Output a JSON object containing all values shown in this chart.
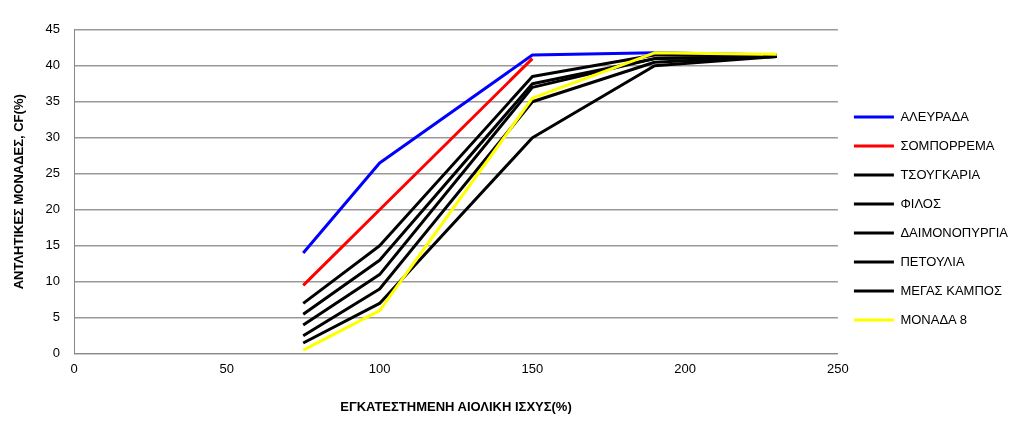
{
  "chart_data": {
    "type": "line",
    "xlabel": "ΕΓΚΑΤΕΣΤΗΜΕΝΗ ΑΙΟΛΙΚΗ ΙΣΧΥΣ(%)",
    "ylabel": "ΑΝΤΛΗΤΙΚΕΣ ΜΟΝΑΔΕΣ, CF(%)",
    "x": [
      75,
      100,
      150,
      190,
      230
    ],
    "series": [
      {
        "name": "ΑΛΕΥΡΑΔΑ",
        "color": "#0000ff",
        "values": [
          14,
          26.5,
          41.5,
          41.8,
          41.5
        ]
      },
      {
        "name": "ΣΟΜΠΟΡΡΕΜΑ",
        "color": "#ff0000",
        "values": [
          9.5,
          20,
          41,
          null,
          null
        ]
      },
      {
        "name": "ΤΣΟΥΓΚΑΡΙΑ",
        "color": "#000000",
        "values": [
          7,
          15,
          38.5,
          41.5,
          41.5
        ]
      },
      {
        "name": "ΦΙΛΟΣ",
        "color": "#000000",
        "values": [
          5.5,
          13,
          37.5,
          41,
          41.3
        ]
      },
      {
        "name": "ΔΑΙΜΟΝΟΠΥΡΓΙΑ",
        "color": "#000000",
        "values": [
          4,
          11,
          37,
          41,
          41.3
        ]
      },
      {
        "name": "ΠΕΤΟΥΛΙΑ",
        "color": "#000000",
        "values": [
          2.5,
          9,
          35,
          40.5,
          41.3
        ]
      },
      {
        "name": "ΜΕΓΑΣ ΚΑΜΠΟΣ",
        "color": "#000000",
        "values": [
          1.5,
          7,
          30,
          40,
          41.3
        ]
      },
      {
        "name": "ΜΟΝΑΔΑ 8",
        "color": "#ffff00",
        "values": [
          0.5,
          6,
          35.5,
          41.8,
          41.6
        ]
      }
    ],
    "xlim": [
      0,
      250
    ],
    "xticks": [
      0,
      50,
      100,
      150,
      200,
      250
    ],
    "ylim": [
      0,
      45
    ],
    "yticks": [
      0,
      5,
      10,
      15,
      20,
      25,
      30,
      35,
      40,
      45
    ],
    "grid": "y",
    "legend": "right",
    "marker": "none",
    "line_style": "solid"
  }
}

————————

> [What to do]: Transcribe the listing above verbatim. Omit the pictures.

> [Written reply]:
Output a JSON object containing all values shown in this chart.
{
  "chart_data": {
    "type": "line",
    "xlabel": "ΕΓΚΑΤΕΣΤΗΜΕΝΗ ΑΙΟΛΙΚΗ ΙΣΧΥΣ(%)",
    "ylabel": "ΑΝΤΛΗΤΙΚΕΣ ΜΟΝΑΔΕΣ, CF(%)",
    "x": [
      75,
      100,
      150,
      190,
      230
    ],
    "series": [
      {
        "name": "ΑΛΕΥΡΑΔΑ",
        "color": "#0000ff",
        "values": [
          14,
          26.5,
          41.5,
          41.8,
          41.5
        ]
      },
      {
        "name": "ΣΟΜΠΟΡΡΕΜΑ",
        "color": "#ff0000",
        "values": [
          9.5,
          20,
          41,
          null,
          null
        ]
      },
      {
        "name": "ΤΣΟΥΓΚΑΡΙΑ",
        "color": "#000000",
        "values": [
          7,
          15,
          38.5,
          41.5,
          41.5
        ]
      },
      {
        "name": "ΦΙΛΟΣ",
        "color": "#000000",
        "values": [
          5.5,
          13,
          37.5,
          41,
          41.3
        ]
      },
      {
        "name": "ΔΑΙΜΟΝΟΠΥΡΓΙΑ",
        "color": "#000000",
        "values": [
          4,
          11,
          37,
          41,
          41.3
        ]
      },
      {
        "name": "ΠΕΤΟΥΛΙΑ",
        "color": "#000000",
        "values": [
          2.5,
          9,
          35,
          40.5,
          41.3
        ]
      },
      {
        "name": "ΜΕΓΑΣ ΚΑΜΠΟΣ",
        "color": "#000000",
        "values": [
          1.5,
          7,
          30,
          40,
          41.3
        ]
      },
      {
        "name": "ΜΟΝΑΔΑ 8",
        "color": "#ffff00",
        "values": [
          0.5,
          6,
          35.5,
          41.8,
          41.6
        ]
      }
    ],
    "xlim": [
      0,
      250
    ],
    "xticks": [
      0,
      50,
      100,
      150,
      200,
      250
    ],
    "ylim": [
      0,
      45
    ],
    "yticks": [
      0,
      5,
      10,
      15,
      20,
      25,
      30,
      35,
      40,
      45
    ],
    "grid": "y",
    "legend": "right",
    "marker": "none",
    "line_style": "solid"
  }
}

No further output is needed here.